## [Directions for this task]
Each line below should be quoted exactly, please.

(Items from a dataset)
....

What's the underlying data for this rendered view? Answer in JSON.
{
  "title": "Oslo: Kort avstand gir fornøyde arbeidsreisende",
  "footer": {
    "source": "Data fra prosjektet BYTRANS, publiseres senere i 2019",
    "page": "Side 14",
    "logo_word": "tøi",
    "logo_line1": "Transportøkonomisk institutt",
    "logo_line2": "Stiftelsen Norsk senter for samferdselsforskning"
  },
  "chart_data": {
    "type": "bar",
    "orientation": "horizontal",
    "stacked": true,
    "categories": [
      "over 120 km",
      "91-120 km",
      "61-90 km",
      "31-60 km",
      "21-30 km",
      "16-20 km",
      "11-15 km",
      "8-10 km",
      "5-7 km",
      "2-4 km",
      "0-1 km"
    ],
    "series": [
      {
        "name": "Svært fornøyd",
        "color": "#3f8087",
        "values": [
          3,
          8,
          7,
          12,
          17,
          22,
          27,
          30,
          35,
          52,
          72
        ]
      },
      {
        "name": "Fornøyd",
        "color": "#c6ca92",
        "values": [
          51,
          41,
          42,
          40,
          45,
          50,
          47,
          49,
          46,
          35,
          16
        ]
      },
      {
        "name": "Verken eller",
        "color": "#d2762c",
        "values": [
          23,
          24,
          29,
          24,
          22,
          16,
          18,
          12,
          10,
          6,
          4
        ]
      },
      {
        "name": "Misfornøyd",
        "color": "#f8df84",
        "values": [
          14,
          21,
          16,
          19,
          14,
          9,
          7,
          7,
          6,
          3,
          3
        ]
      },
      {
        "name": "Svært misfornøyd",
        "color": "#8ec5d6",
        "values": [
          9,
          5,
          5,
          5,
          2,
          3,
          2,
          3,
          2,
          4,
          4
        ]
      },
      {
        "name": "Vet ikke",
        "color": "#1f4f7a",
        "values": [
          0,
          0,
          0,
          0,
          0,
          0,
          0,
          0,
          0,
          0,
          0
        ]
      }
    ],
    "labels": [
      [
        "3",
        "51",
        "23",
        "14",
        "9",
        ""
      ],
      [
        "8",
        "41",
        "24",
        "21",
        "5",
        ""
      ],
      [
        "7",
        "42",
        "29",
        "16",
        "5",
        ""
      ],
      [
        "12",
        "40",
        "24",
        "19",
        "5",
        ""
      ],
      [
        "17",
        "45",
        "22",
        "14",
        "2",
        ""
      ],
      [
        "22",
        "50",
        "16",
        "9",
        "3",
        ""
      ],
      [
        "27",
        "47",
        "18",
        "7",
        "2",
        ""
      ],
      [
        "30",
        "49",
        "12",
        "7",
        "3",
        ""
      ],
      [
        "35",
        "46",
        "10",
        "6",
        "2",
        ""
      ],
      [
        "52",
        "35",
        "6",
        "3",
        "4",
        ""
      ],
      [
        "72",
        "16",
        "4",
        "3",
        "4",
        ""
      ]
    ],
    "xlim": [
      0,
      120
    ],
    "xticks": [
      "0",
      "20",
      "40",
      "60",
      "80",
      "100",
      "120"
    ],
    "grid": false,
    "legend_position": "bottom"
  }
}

....

## [Correct answer]
What's the underlying data for this rendered view? Answer in JSON.
{
  "title": "Oslo: Kort avstand gir fornøyde arbeidsreisende",
  "footer": {
    "source": "Data fra prosjektet BYTRANS, publiseres senere i 2019",
    "page": "Side 14",
    "logo_word": "tøi",
    "logo_line1": "Transportøkonomisk institutt",
    "logo_line2": "Stiftelsen Norsk senter for samferdselsforskning"
  },
  "chart_data": {
    "type": "bar",
    "orientation": "horizontal",
    "stacked": true,
    "categories": [
      "over 120 km",
      "91-120 km",
      "61-90 km",
      "31-60 km",
      "21-30 km",
      "16-20 km",
      "11-15 km",
      "8-10 km",
      "5-7 km",
      "2-4 km",
      "0-1 km"
    ],
    "series": [
      {
        "name": "Svært fornøyd",
        "color": "#3f8087",
        "values": [
          3,
          8,
          7,
          12,
          17,
          22,
          27,
          30,
          35,
          52,
          72
        ]
      },
      {
        "name": "Fornøyd",
        "color": "#c6ca92",
        "values": [
          51,
          41,
          42,
          40,
          45,
          50,
          47,
          49,
          46,
          35,
          16
        ]
      },
      {
        "name": "Verken eller",
        "color": "#d2762c",
        "values": [
          23,
          24,
          29,
          24,
          22,
          16,
          18,
          12,
          10,
          6,
          4
        ]
      },
      {
        "name": "Misfornøyd",
        "color": "#f8df84",
        "values": [
          14,
          21,
          16,
          19,
          14,
          9,
          7,
          7,
          6,
          3,
          3
        ]
      },
      {
        "name": "Svært misfornøyd",
        "color": "#8ec5d6",
        "values": [
          9,
          5,
          5,
          5,
          2,
          3,
          2,
          3,
          2,
          4,
          4
        ]
      },
      {
        "name": "Vet ikke",
        "color": "#1f4f7a",
        "values": [
          0,
          0,
          0,
          0,
          0,
          0,
          0,
          0,
          0,
          0,
          0
        ]
      }
    ],
    "labels": [
      [
        "3",
        "51",
        "23",
        "14",
        "9",
        ""
      ],
      [
        "8",
        "41",
        "24",
        "21",
        "5",
        ""
      ],
      [
        "7",
        "42",
        "29",
        "16",
        "5",
        ""
      ],
      [
        "12",
        "40",
        "24",
        "19",
        "5",
        ""
      ],
      [
        "17",
        "45",
        "22",
        "14",
        "2",
        ""
      ],
      [
        "22",
        "50",
        "16",
        "9",
        "3",
        ""
      ],
      [
        "27",
        "47",
        "18",
        "7",
        "2",
        ""
      ],
      [
        "30",
        "49",
        "12",
        "7",
        "3",
        ""
      ],
      [
        "35",
        "46",
        "10",
        "6",
        "2",
        ""
      ],
      [
        "52",
        "35",
        "6",
        "3",
        "4",
        ""
      ],
      [
        "72",
        "16",
        "4",
        "3",
        "4",
        ""
      ]
    ],
    "xlim": [
      0,
      120
    ],
    "xticks": [
      "0",
      "20",
      "40",
      "60",
      "80",
      "100",
      "120"
    ],
    "grid": false,
    "legend_position": "bottom"
  }
}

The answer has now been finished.